REQUIREMENT:
Retype the records that come next, word for word.
——
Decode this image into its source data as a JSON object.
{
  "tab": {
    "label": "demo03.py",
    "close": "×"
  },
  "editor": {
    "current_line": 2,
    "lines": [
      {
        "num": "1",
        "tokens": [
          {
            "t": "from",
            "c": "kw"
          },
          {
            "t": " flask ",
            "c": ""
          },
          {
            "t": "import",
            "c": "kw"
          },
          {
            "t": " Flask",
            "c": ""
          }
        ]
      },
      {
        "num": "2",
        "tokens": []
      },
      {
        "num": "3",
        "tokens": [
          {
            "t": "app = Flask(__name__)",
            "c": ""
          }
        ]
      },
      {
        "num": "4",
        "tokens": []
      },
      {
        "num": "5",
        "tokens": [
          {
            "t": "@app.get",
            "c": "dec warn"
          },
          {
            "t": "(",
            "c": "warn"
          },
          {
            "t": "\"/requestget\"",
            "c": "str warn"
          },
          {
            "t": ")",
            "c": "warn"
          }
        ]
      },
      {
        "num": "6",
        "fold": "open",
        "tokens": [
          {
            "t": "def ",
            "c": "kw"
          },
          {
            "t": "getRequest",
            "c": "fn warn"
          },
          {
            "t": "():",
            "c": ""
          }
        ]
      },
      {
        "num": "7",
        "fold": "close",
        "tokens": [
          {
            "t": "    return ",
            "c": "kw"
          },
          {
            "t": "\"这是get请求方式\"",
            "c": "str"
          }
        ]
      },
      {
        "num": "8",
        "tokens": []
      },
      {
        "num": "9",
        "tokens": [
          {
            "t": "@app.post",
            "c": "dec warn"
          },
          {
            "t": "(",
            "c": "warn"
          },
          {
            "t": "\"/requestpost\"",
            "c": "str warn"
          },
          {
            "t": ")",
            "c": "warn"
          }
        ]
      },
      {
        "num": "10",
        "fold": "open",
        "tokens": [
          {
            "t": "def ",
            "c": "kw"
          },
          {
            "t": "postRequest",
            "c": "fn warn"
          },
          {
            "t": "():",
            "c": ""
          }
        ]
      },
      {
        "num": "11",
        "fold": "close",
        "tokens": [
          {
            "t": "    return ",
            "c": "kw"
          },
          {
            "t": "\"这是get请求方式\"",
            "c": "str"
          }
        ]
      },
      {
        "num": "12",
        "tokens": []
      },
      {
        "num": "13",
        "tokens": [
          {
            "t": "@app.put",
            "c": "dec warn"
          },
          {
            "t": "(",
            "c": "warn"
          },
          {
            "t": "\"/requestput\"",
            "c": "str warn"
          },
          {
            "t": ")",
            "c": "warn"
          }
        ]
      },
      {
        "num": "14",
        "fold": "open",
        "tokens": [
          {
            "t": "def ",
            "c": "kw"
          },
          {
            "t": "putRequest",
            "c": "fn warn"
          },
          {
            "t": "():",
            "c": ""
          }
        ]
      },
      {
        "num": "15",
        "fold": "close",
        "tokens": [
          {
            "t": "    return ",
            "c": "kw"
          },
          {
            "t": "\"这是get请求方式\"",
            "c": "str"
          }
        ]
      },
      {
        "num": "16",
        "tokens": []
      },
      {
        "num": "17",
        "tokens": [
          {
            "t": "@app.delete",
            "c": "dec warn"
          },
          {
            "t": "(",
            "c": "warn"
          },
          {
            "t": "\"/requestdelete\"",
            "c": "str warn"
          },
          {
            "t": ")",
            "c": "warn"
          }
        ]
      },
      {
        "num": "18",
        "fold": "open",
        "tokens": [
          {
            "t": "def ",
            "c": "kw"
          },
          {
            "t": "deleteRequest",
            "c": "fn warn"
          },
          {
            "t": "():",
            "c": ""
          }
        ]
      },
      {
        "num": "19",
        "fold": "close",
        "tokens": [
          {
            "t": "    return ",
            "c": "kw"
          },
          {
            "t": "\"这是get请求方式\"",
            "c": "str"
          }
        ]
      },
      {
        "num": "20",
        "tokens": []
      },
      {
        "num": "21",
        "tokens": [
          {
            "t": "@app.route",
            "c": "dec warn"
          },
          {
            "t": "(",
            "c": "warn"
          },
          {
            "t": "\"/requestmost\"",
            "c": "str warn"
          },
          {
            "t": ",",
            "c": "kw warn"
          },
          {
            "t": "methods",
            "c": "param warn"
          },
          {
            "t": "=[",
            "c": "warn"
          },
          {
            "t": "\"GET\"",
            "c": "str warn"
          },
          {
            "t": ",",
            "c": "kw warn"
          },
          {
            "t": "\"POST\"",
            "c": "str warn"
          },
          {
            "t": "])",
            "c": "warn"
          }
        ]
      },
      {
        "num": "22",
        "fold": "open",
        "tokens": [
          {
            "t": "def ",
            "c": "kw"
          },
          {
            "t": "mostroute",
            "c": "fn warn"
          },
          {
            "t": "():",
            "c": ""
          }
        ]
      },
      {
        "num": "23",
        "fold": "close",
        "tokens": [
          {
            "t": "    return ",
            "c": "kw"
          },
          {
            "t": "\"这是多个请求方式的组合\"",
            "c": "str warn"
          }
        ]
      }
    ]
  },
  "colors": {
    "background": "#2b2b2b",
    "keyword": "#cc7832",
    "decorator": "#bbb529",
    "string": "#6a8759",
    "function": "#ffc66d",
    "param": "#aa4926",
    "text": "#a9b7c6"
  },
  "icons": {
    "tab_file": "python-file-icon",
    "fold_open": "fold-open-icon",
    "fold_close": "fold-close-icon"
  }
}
——
OUTPUT OF THE EXERCISE:
Decode this image into its source data as a JSON object.
{
  "tab": {
    "label": "demo03.py",
    "close": "×"
  },
  "editor": {
    "current_line": 2,
    "lines": [
      {
        "num": "1",
        "tokens": [
          {
            "t": "from",
            "c": "kw"
          },
          {
            "t": " flask ",
            "c": ""
          },
          {
            "t": "import",
            "c": "kw"
          },
          {
            "t": " Flask",
            "c": ""
          }
        ]
      },
      {
        "num": "2",
        "tokens": []
      },
      {
        "num": "3",
        "tokens": [
          {
            "t": "app = Flask(__name__)",
            "c": ""
          }
        ]
      },
      {
        "num": "4",
        "tokens": []
      },
      {
        "num": "5",
        "tokens": [
          {
            "t": "@app.get",
            "c": "dec warn"
          },
          {
            "t": "(",
            "c": "warn"
          },
          {
            "t": "\"/requestget\"",
            "c": "str warn"
          },
          {
            "t": ")",
            "c": "warn"
          }
        ]
      },
      {
        "num": "6",
        "fold": "open",
        "tokens": [
          {
            "t": "def ",
            "c": "kw"
          },
          {
            "t": "getRequest",
            "c": "fn warn"
          },
          {
            "t": "():",
            "c": ""
          }
        ]
      },
      {
        "num": "7",
        "fold": "close",
        "tokens": [
          {
            "t": "    return ",
            "c": "kw"
          },
          {
            "t": "\"这是get请求方式\"",
            "c": "str"
          }
        ]
      },
      {
        "num": "8",
        "tokens": []
      },
      {
        "num": "9",
        "tokens": [
          {
            "t": "@app.post",
            "c": "dec warn"
          },
          {
            "t": "(",
            "c": "warn"
          },
          {
            "t": "\"/requestpost\"",
            "c": "str warn"
          },
          {
            "t": ")",
            "c": "warn"
          }
        ]
      },
      {
        "num": "10",
        "fold": "open",
        "tokens": [
          {
            "t": "def ",
            "c": "kw"
          },
          {
            "t": "postRequest",
            "c": "fn warn"
          },
          {
            "t": "():",
            "c": ""
          }
        ]
      },
      {
        "num": "11",
        "fold": "close",
        "tokens": [
          {
            "t": "    return ",
            "c": "kw"
          },
          {
            "t": "\"这是get请求方式\"",
            "c": "str"
          }
        ]
      },
      {
        "num": "12",
        "tokens": []
      },
      {
        "num": "13",
        "tokens": [
          {
            "t": "@app.put",
            "c": "dec warn"
          },
          {
            "t": "(",
            "c": "warn"
          },
          {
            "t": "\"/requestput\"",
            "c": "str warn"
          },
          {
            "t": ")",
            "c": "warn"
          }
        ]
      },
      {
        "num": "14",
        "fold": "open",
        "tokens": [
          {
            "t": "def ",
            "c": "kw"
          },
          {
            "t": "putRequest",
            "c": "fn warn"
          },
          {
            "t": "():",
            "c": ""
          }
        ]
      },
      {
        "num": "15",
        "fold": "close",
        "tokens": [
          {
            "t": "    return ",
            "c": "kw"
          },
          {
            "t": "\"这是get请求方式\"",
            "c": "str"
          }
        ]
      },
      {
        "num": "16",
        "tokens": []
      },
      {
        "num": "17",
        "tokens": [
          {
            "t": "@app.delete",
            "c": "dec warn"
          },
          {
            "t": "(",
            "c": "warn"
          },
          {
            "t": "\"/requestdelete\"",
            "c": "str warn"
          },
          {
            "t": ")",
            "c": "warn"
          }
        ]
      },
      {
        "num": "18",
        "fold": "open",
        "tokens": [
          {
            "t": "def ",
            "c": "kw"
          },
          {
            "t": "deleteRequest",
            "c": "fn warn"
          },
          {
            "t": "():",
            "c": ""
          }
        ]
      },
      {
        "num": "19",
        "fold": "close",
        "tokens": [
          {
            "t": "    return ",
            "c": "kw"
          },
          {
            "t": "\"这是get请求方式\"",
            "c": "str"
          }
        ]
      },
      {
        "num": "20",
        "tokens": []
      },
      {
        "num": "21",
        "tokens": [
          {
            "t": "@app.route",
            "c": "dec warn"
          },
          {
            "t": "(",
            "c": "warn"
          },
          {
            "t": "\"/requestmost\"",
            "c": "str warn"
          },
          {
            "t": ",",
            "c": "kw warn"
          },
          {
            "t": "methods",
            "c": "param warn"
          },
          {
            "t": "=[",
            "c": "warn"
          },
          {
            "t": "\"GET\"",
            "c": "str warn"
          },
          {
            "t": ",",
            "c": "kw warn"
          },
          {
            "t": "\"POST\"",
            "c": "str warn"
          },
          {
            "t": "])",
            "c": "warn"
          }
        ]
      },
      {
        "num": "22",
        "fold": "open",
        "tokens": [
          {
            "t": "def ",
            "c": "kw"
          },
          {
            "t": "mostroute",
            "c": "fn warn"
          },
          {
            "t": "():",
            "c": ""
          }
        ]
      },
      {
        "num": "23",
        "fold": "close",
        "tokens": [
          {
            "t": "    return ",
            "c": "kw"
          },
          {
            "t": "\"这是多个请求方式的组合\"",
            "c": "str warn"
          }
        ]
      }
    ]
  },
  "colors": {
    "background": "#2b2b2b",
    "keyword": "#cc7832",
    "decorator": "#bbb529",
    "string": "#6a8759",
    "function": "#ffc66d",
    "param": "#aa4926",
    "text": "#a9b7c6"
  },
  "icons": {
    "tab_file": "python-file-icon",
    "fold_open": "fold-open-icon",
    "fold_close": "fold-close-icon"
  }
}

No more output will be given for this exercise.